Your task: Examine each line of the data. Copy those that contain the string "this".
[start of Available data]
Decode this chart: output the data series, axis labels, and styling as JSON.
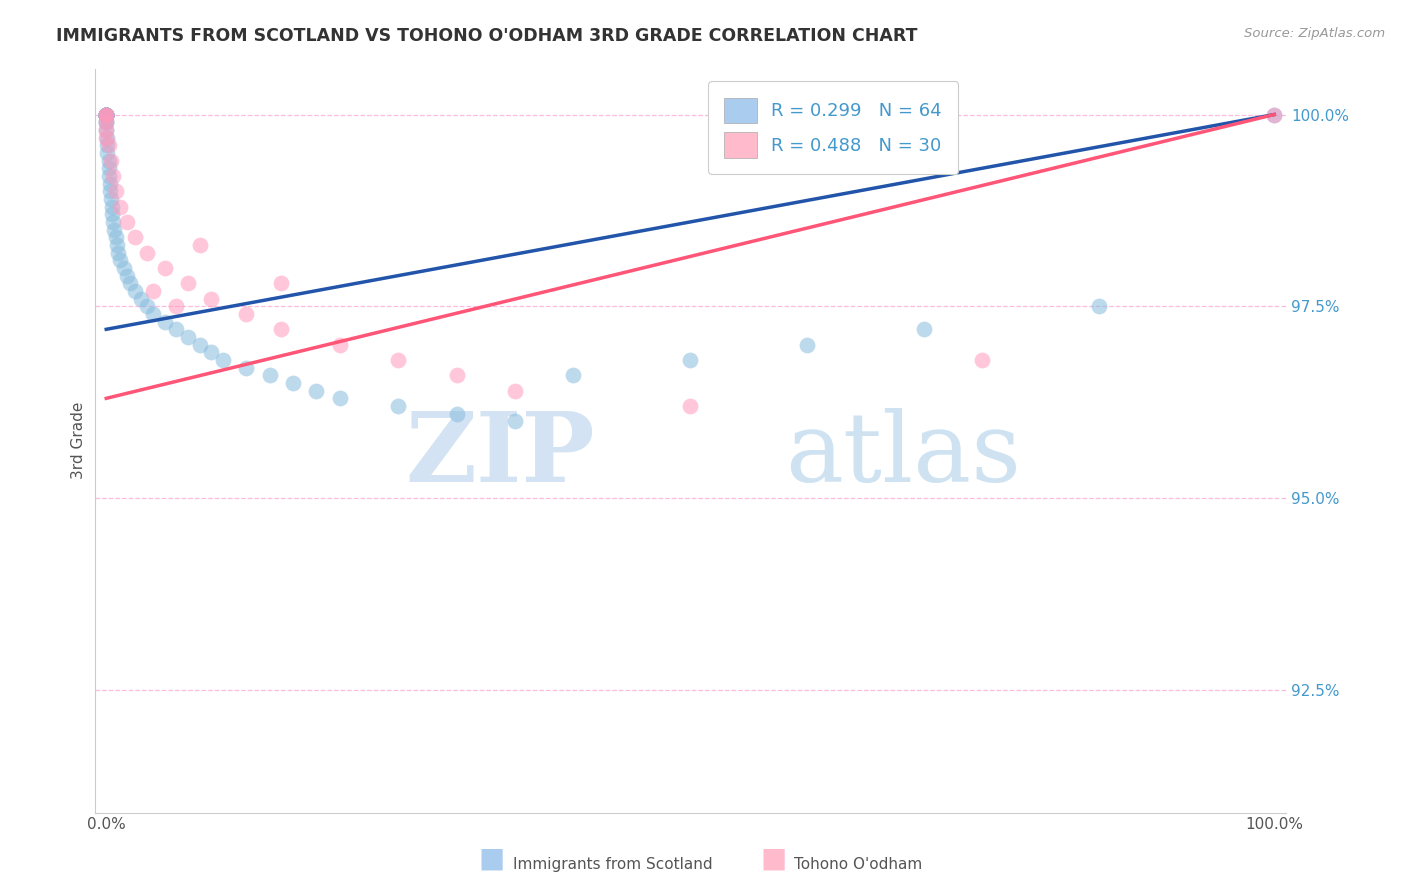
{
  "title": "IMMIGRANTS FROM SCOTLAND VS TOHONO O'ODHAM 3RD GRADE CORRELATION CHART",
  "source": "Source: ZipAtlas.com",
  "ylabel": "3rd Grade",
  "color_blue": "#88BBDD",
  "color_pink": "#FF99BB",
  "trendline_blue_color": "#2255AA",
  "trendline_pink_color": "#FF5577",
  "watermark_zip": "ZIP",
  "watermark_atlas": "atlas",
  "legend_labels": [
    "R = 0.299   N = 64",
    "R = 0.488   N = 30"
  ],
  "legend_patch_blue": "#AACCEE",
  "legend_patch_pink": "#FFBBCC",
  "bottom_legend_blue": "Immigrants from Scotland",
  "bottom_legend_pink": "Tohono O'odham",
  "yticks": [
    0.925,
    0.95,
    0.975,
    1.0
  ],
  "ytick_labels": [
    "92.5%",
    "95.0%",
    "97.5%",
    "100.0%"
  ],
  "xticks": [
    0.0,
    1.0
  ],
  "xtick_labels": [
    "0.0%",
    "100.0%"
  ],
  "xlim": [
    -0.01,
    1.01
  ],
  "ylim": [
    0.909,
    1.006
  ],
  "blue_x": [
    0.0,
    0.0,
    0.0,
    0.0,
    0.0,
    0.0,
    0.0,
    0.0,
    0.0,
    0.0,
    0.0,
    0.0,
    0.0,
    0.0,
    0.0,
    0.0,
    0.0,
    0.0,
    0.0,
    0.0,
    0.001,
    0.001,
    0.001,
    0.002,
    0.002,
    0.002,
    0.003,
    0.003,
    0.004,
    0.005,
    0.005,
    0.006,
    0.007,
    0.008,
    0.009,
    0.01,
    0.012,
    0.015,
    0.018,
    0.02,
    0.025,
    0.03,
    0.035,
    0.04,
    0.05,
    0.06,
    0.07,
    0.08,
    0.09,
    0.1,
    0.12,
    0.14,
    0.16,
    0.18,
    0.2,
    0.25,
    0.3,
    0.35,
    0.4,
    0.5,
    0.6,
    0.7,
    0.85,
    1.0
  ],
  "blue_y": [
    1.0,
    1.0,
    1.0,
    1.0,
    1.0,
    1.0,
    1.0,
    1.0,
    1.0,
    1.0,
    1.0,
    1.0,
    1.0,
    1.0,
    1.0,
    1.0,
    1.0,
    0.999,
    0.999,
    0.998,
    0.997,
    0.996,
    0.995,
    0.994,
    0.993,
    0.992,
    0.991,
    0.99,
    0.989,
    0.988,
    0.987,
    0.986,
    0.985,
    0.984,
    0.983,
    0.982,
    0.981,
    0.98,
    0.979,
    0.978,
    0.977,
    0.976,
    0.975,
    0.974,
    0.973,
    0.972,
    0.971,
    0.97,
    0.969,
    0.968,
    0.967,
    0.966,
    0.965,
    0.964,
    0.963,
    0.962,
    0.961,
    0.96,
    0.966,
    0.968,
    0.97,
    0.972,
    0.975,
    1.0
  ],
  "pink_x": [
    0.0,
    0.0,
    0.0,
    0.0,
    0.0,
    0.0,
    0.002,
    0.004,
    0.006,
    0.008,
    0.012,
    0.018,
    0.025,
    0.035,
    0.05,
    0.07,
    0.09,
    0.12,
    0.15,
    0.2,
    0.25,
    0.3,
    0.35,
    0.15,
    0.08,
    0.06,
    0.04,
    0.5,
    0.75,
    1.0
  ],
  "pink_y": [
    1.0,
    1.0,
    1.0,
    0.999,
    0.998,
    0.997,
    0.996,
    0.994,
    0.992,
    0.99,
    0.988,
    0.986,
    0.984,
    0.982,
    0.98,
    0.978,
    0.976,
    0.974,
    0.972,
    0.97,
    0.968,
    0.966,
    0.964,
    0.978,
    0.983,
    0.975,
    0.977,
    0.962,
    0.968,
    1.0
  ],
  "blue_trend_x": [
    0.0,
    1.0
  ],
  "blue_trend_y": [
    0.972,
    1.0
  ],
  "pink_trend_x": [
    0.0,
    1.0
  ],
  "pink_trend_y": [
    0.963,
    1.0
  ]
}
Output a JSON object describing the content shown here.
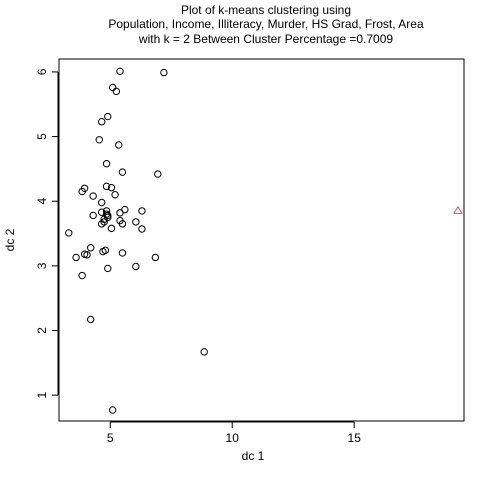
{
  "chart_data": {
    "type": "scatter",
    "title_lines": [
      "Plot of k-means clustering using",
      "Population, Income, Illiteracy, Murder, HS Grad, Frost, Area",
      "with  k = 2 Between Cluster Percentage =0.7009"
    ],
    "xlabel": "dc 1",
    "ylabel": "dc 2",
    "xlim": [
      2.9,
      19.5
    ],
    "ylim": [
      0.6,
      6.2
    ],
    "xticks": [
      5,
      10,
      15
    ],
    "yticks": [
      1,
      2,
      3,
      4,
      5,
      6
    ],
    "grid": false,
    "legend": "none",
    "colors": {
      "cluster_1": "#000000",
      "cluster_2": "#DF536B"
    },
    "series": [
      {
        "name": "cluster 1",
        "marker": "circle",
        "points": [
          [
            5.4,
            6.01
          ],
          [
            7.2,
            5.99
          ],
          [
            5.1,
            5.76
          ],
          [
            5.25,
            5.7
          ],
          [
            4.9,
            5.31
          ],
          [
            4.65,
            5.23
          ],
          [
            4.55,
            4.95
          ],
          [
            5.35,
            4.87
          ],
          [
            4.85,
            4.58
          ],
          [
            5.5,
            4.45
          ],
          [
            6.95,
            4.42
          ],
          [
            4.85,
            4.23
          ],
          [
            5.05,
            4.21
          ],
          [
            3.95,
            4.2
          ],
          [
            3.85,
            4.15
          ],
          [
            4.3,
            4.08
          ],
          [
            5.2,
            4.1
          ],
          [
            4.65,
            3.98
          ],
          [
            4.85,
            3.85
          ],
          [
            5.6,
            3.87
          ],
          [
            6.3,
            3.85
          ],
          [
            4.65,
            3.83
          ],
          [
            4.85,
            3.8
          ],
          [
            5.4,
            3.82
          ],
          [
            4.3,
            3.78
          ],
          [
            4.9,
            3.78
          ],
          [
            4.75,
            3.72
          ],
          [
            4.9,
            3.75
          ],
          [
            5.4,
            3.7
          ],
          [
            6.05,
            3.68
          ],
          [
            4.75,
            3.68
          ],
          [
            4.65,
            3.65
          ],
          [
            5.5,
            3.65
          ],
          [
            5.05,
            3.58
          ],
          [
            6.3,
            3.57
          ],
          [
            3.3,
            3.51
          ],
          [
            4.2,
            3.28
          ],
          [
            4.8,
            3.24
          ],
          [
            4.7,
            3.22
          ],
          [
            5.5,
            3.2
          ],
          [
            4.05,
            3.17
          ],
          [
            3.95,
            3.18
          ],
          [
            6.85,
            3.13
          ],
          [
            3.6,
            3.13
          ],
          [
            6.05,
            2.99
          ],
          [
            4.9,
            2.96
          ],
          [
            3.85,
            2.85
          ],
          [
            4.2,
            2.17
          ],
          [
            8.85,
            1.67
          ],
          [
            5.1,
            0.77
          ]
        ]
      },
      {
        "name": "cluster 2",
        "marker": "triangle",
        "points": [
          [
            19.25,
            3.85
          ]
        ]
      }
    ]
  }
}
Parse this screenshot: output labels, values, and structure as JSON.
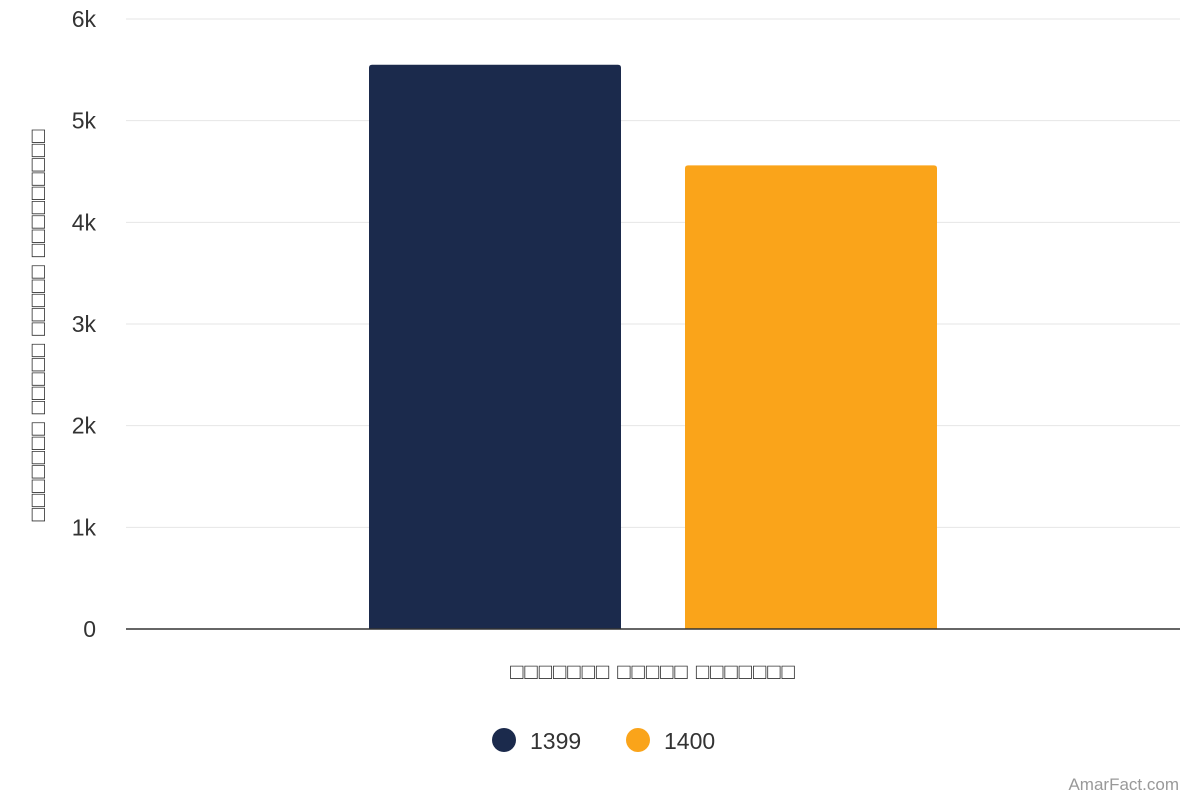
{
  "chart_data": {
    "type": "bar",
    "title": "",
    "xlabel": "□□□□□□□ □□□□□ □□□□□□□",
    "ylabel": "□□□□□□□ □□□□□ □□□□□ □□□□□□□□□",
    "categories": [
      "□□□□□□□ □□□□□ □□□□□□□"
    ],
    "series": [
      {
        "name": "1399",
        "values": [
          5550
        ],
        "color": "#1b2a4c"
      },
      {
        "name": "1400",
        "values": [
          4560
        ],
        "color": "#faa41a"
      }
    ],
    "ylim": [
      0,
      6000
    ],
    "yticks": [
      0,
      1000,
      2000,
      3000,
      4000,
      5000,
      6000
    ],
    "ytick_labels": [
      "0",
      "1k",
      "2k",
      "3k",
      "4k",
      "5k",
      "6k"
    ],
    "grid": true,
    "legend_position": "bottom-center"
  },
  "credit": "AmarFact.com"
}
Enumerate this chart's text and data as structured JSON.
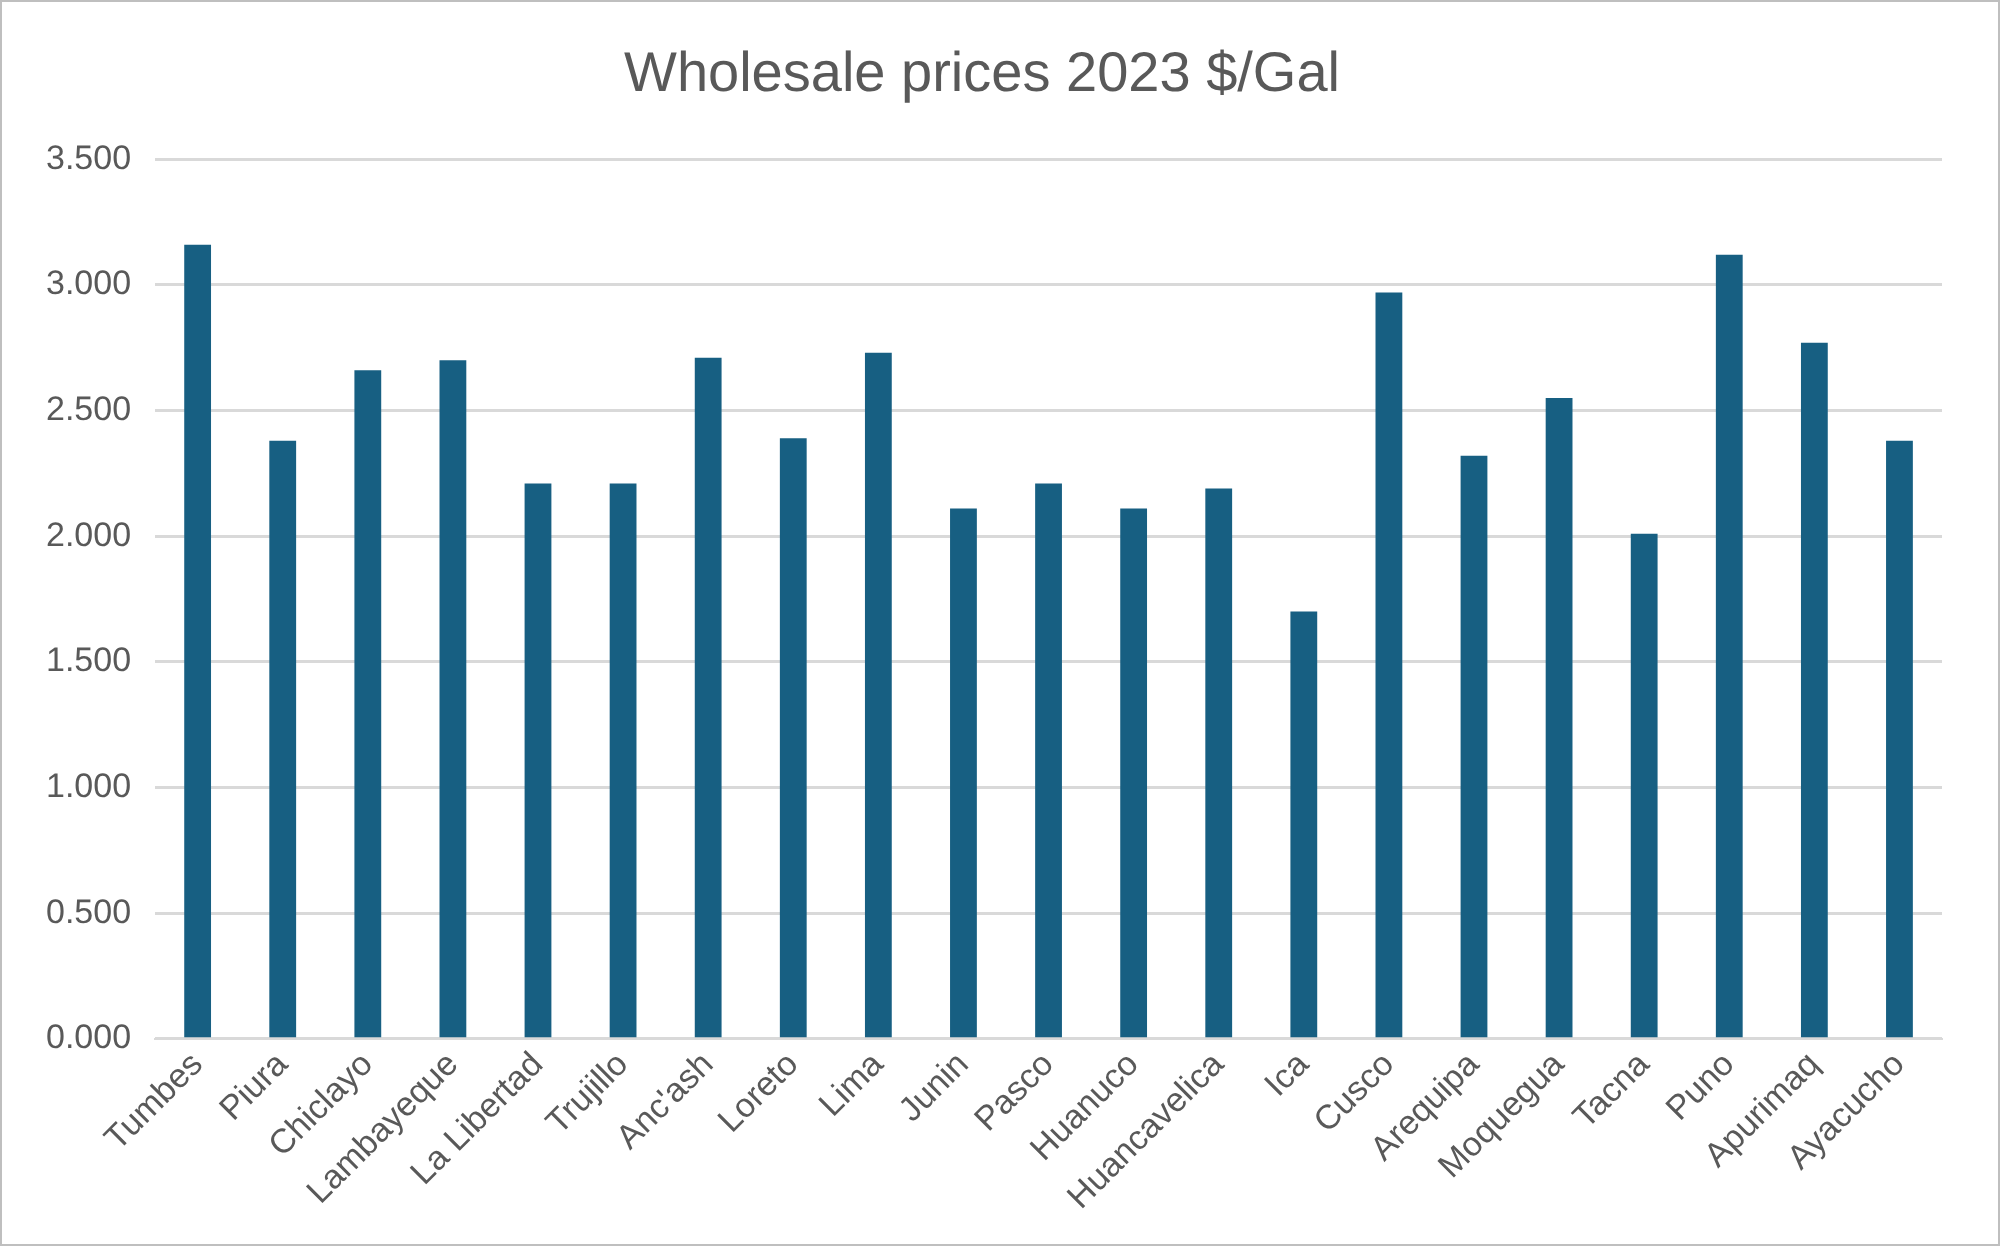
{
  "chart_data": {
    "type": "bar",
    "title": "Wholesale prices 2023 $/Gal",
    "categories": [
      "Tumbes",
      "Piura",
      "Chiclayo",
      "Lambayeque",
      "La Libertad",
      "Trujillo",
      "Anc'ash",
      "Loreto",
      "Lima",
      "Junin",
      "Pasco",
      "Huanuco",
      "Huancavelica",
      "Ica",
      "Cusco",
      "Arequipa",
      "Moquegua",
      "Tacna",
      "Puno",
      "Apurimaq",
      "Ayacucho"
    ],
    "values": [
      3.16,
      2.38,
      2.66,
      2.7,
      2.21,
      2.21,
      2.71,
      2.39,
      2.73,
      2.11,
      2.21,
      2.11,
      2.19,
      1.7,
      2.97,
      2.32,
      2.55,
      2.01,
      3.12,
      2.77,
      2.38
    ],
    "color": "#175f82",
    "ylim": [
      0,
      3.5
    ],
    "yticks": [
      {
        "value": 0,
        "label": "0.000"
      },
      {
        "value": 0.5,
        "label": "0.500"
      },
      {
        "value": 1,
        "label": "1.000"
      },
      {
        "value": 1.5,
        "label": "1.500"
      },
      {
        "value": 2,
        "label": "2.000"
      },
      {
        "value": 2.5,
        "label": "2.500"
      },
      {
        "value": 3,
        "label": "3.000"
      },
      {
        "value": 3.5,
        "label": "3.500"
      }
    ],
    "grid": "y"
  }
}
[end of Available data]
Response:
Decode this chart: output the data series, axis labels, and styling as JSON.
Parse this screenshot: output labels, values, and structure as JSON.
Enumerate this chart's text and data as structured JSON.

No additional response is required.